A proximidade humaniza o mito, desfaz a pompa, a infalibilidade. Caetano gagueja, tem a barba por fazer, come paçoca. Tudo isso o traz para perto de nós e, mesmo que ele não perceba, contribui para diminuir a sua solidão.
Vemos que a beleza do seu canto, das suas melodias, das suas letras é produto de uma pessoa que usa um pijama azul, listrado. Meu pai tinha um pijama assim. Era vendedor, mas cantarola “Peguei um Ita no norte…”, música do Caymmi. Caetano também ama Caymmi.
Meu pai, o seu Alcides, quando escreveu alguns poemas, já depois dos sessenta anos, disse que gostaria que fossem letras de samba. De sambas bonitos com os de Dorival Caymmi.
A imagem de Rita Lee já debilitada pelo câncer em casa, ao lado do querido Roberto de Carvalho em foto no Instagram. Podemos ficar solidário com ela, com seu marido. Ali temos um casal, companheiros, levando a vida até o fim. Aquele guitarrista, aquela genial cantora e compositora que nos alegraram podem contar pelo menos com um coraçãozinho do nosso clique ou um comentário que, se dermos sorte, pode ser lido, se não esbarrar numa equipe de comunicação que administra as suas redes.

-*-

### O QUE SE PEDE
Reproduza a parte do texto sobre a proximidade com os artistas que começa nas palavras "A proximidade humaniza" e termina depois de "também ama Caymmi.".

-*-

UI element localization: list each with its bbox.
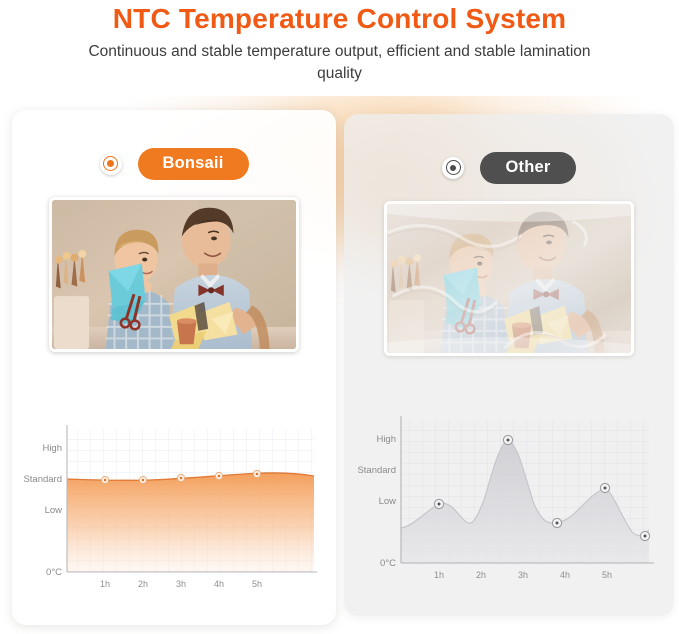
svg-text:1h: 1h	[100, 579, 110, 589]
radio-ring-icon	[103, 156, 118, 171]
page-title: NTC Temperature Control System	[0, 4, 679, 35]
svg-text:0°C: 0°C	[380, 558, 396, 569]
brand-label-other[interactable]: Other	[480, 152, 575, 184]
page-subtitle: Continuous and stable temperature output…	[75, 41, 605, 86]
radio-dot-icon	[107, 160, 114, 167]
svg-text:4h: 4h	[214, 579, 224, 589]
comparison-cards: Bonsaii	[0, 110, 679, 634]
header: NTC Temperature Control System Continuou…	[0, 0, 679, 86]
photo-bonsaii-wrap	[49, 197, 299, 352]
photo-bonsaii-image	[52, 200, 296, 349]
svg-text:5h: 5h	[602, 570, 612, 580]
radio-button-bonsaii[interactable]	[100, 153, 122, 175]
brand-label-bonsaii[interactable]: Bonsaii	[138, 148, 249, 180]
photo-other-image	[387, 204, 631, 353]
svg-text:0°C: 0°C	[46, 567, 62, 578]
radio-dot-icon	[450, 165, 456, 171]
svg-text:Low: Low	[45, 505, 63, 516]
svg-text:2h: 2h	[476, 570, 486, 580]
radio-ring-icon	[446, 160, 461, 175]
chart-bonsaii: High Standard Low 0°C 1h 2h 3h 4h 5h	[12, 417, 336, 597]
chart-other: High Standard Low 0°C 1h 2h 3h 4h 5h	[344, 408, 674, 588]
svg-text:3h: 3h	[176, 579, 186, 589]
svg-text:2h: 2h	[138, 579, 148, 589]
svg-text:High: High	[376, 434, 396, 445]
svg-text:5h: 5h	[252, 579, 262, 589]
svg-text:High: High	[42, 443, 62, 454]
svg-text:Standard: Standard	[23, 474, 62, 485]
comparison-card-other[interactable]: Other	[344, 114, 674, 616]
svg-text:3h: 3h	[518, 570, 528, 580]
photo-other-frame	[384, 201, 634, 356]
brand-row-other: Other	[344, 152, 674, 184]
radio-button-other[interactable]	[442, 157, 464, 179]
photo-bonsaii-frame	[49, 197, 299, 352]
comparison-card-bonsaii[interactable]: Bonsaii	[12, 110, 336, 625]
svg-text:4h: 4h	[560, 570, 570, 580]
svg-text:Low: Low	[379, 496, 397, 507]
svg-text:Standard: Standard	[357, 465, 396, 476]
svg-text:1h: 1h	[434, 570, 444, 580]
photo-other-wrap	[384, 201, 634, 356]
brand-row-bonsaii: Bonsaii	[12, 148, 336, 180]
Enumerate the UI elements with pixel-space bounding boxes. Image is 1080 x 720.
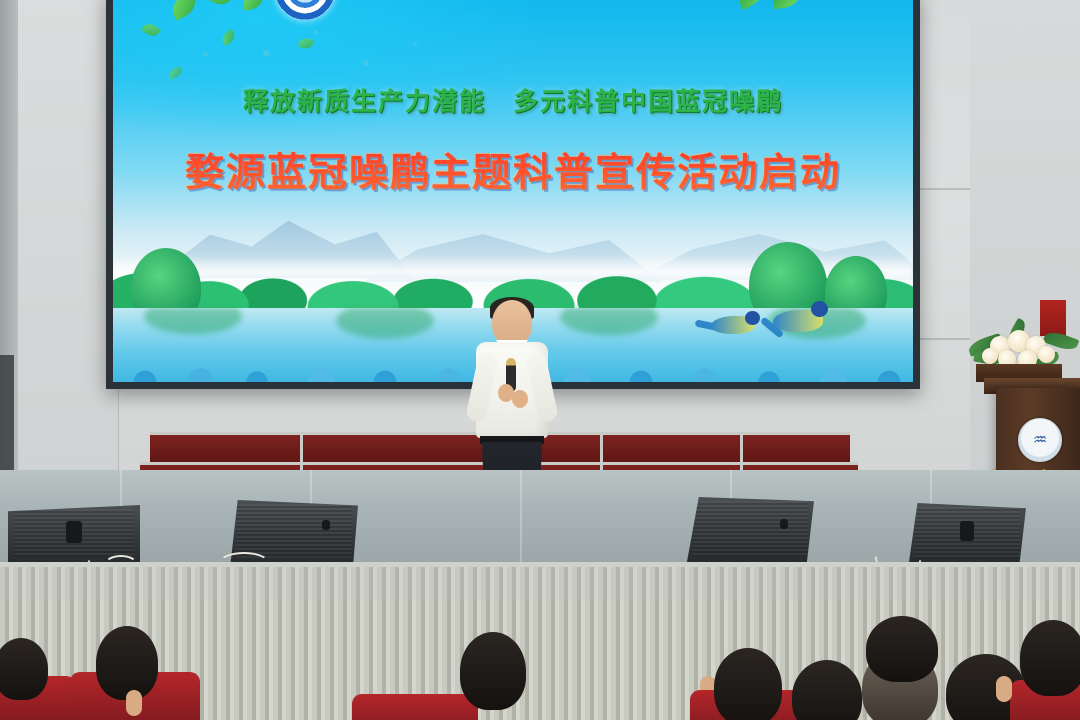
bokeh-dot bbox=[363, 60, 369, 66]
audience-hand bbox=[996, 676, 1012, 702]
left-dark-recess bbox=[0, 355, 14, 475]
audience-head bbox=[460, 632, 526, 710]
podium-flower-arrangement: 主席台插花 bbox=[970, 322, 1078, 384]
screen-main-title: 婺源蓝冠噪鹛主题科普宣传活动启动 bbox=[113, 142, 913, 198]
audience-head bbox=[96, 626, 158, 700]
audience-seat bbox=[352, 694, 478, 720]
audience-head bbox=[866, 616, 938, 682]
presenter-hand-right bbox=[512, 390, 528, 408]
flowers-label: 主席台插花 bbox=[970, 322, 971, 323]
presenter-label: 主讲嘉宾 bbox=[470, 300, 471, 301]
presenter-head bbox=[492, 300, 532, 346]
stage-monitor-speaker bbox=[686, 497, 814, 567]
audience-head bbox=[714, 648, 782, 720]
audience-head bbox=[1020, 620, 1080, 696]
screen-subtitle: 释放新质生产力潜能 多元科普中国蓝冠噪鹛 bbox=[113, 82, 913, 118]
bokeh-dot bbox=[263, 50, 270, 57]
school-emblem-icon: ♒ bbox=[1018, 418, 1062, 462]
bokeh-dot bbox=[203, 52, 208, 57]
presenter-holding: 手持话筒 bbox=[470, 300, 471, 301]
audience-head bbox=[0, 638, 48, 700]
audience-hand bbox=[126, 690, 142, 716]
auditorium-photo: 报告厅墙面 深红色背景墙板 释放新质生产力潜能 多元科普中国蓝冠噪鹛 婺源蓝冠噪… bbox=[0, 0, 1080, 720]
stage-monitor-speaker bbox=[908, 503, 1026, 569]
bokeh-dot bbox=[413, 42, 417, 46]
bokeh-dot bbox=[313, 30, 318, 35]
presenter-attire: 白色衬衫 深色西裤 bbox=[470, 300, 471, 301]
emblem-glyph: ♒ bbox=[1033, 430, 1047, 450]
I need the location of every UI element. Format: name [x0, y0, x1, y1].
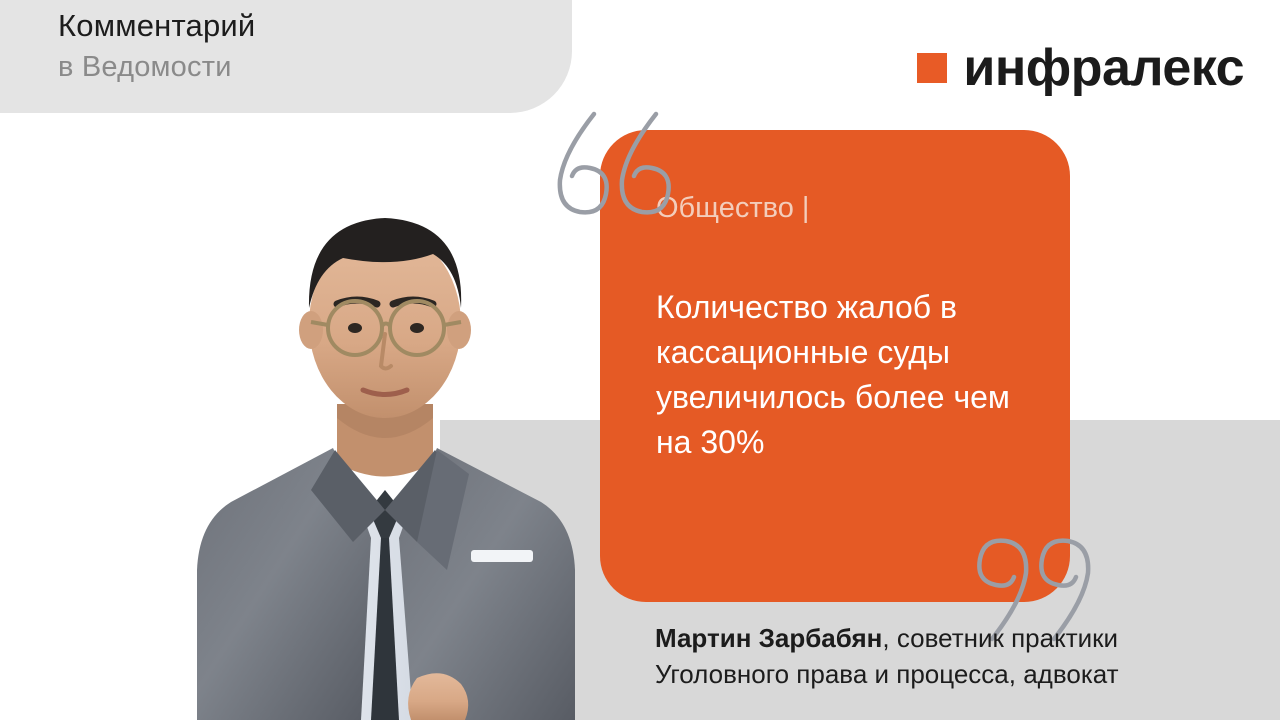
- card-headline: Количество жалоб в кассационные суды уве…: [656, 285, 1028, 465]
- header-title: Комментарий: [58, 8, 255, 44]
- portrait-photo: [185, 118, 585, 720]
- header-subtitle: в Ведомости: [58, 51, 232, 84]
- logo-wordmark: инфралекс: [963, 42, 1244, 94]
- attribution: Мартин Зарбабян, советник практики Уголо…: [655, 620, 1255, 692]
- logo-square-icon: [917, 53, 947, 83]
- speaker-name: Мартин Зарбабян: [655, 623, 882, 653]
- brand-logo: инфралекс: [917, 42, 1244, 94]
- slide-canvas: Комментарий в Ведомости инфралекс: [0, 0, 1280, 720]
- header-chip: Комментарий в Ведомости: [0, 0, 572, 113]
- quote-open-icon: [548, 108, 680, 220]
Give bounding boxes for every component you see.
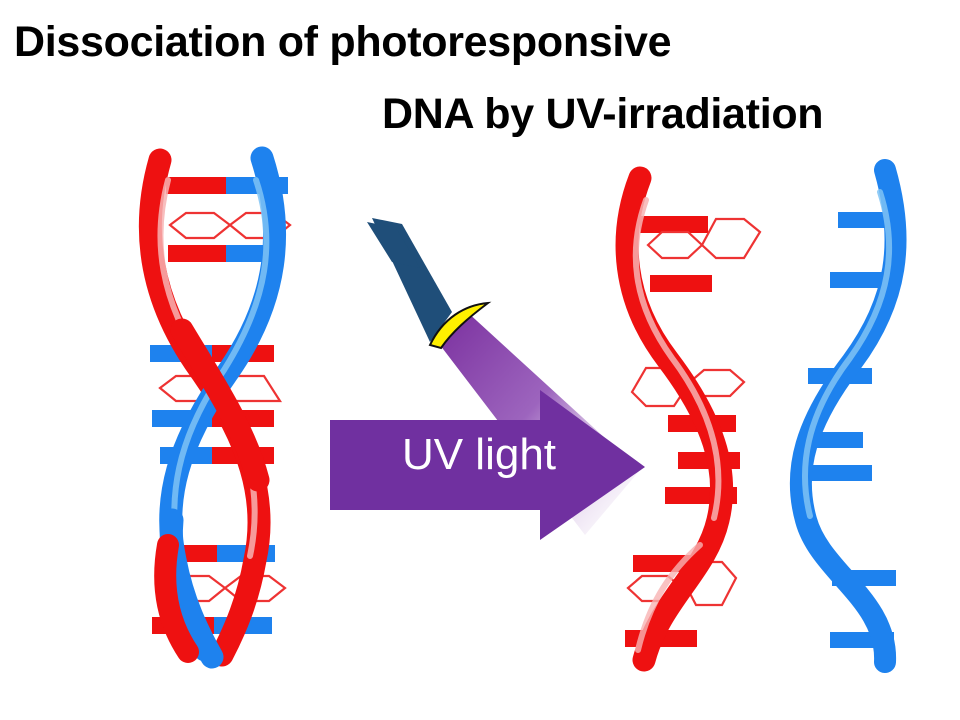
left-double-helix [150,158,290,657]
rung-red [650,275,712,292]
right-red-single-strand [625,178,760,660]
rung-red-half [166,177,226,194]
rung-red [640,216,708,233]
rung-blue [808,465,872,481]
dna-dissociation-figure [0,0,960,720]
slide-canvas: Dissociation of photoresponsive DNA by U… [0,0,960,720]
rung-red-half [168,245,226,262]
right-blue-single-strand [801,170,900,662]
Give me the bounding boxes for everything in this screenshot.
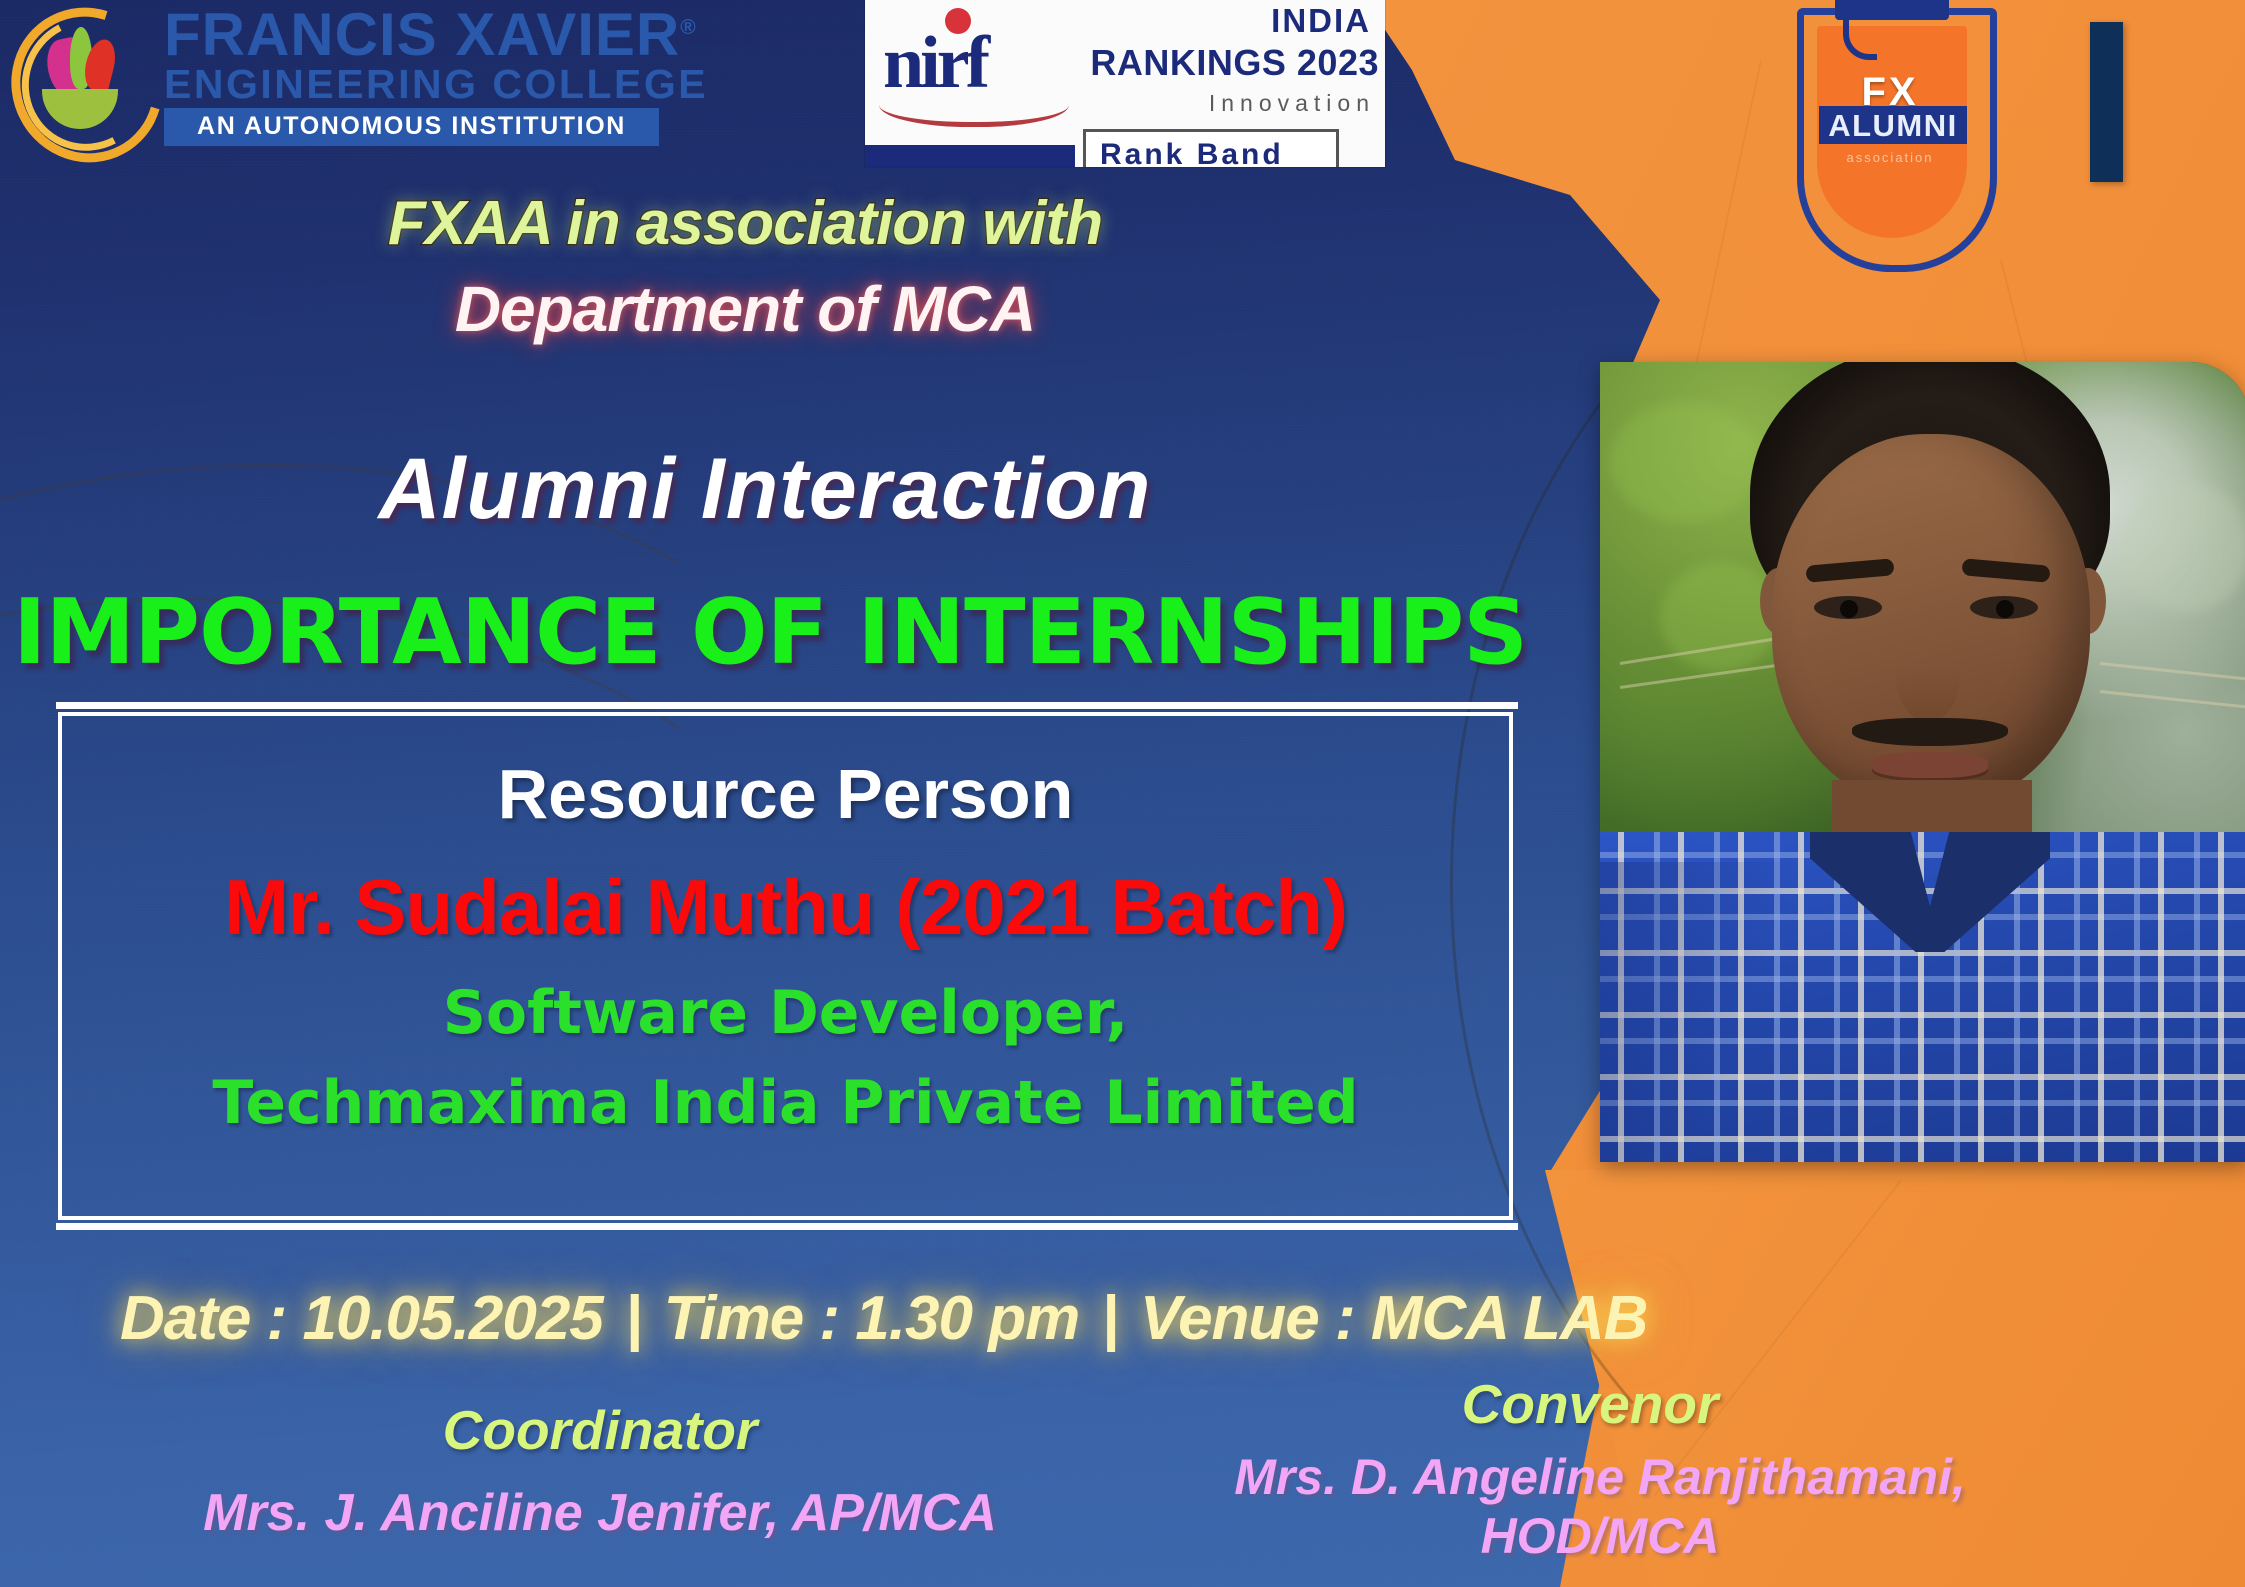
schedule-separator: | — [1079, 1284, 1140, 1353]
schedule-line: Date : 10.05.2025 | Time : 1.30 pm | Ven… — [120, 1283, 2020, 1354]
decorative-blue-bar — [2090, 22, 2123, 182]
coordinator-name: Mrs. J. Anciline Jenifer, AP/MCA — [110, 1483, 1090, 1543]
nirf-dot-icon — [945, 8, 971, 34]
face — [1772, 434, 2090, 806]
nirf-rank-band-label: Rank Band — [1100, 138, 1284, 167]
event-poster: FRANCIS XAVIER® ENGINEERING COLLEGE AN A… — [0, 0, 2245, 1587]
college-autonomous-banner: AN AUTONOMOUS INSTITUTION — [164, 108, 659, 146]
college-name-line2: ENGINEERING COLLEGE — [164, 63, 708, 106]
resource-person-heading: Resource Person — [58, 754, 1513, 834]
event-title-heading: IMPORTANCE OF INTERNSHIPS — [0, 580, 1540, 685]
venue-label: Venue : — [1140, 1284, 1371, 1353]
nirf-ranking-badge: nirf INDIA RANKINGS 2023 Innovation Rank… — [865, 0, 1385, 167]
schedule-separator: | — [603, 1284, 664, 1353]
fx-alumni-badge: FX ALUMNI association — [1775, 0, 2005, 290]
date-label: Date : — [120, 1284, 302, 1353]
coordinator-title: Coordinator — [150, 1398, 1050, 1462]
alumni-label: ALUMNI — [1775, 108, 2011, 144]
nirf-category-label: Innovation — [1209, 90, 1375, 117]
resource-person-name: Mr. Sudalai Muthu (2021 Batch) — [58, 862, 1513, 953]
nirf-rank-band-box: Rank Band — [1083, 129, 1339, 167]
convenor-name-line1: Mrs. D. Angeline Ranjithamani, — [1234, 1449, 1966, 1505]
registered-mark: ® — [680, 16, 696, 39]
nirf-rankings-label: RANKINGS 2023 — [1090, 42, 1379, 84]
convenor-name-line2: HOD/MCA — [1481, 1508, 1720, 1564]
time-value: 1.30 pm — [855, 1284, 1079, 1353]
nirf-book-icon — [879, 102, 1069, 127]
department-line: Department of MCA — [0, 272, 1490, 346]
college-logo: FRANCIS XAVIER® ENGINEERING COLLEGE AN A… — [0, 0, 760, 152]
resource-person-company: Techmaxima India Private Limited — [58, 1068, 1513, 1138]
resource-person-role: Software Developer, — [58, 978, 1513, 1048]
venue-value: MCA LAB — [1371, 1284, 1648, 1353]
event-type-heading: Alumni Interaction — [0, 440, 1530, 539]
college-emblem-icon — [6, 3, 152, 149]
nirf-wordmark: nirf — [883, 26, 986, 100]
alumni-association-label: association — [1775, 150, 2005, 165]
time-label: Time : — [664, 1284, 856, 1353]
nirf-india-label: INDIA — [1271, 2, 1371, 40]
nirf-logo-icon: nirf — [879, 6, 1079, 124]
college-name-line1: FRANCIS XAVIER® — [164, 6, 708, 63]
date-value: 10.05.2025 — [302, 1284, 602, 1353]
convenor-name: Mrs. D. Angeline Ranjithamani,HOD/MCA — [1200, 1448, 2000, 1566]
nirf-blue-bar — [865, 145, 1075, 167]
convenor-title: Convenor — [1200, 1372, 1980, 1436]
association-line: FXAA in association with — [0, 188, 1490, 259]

-*-

### RESPOSTA AO EXERCÍCIO
A proximidade humaniza o mito, desfaz a pompa, a infalibilidade. Caetano gagueja, tem a barba por fazer, come paçoca. Tudo isso o traz para perto de nós e, mesmo que ele não perceba, contribui para diminuir a sua solidão.
Vemos que a beleza do seu canto, das suas melodias, das suas letras é produto de uma pessoa que usa um pijama azul, listrado. Meu pai tinha um pijama assim. Era vendedor, mas cantarola “Peguei um Ita no norte…”, música do Caymmi. Caetano também ama Caymmi.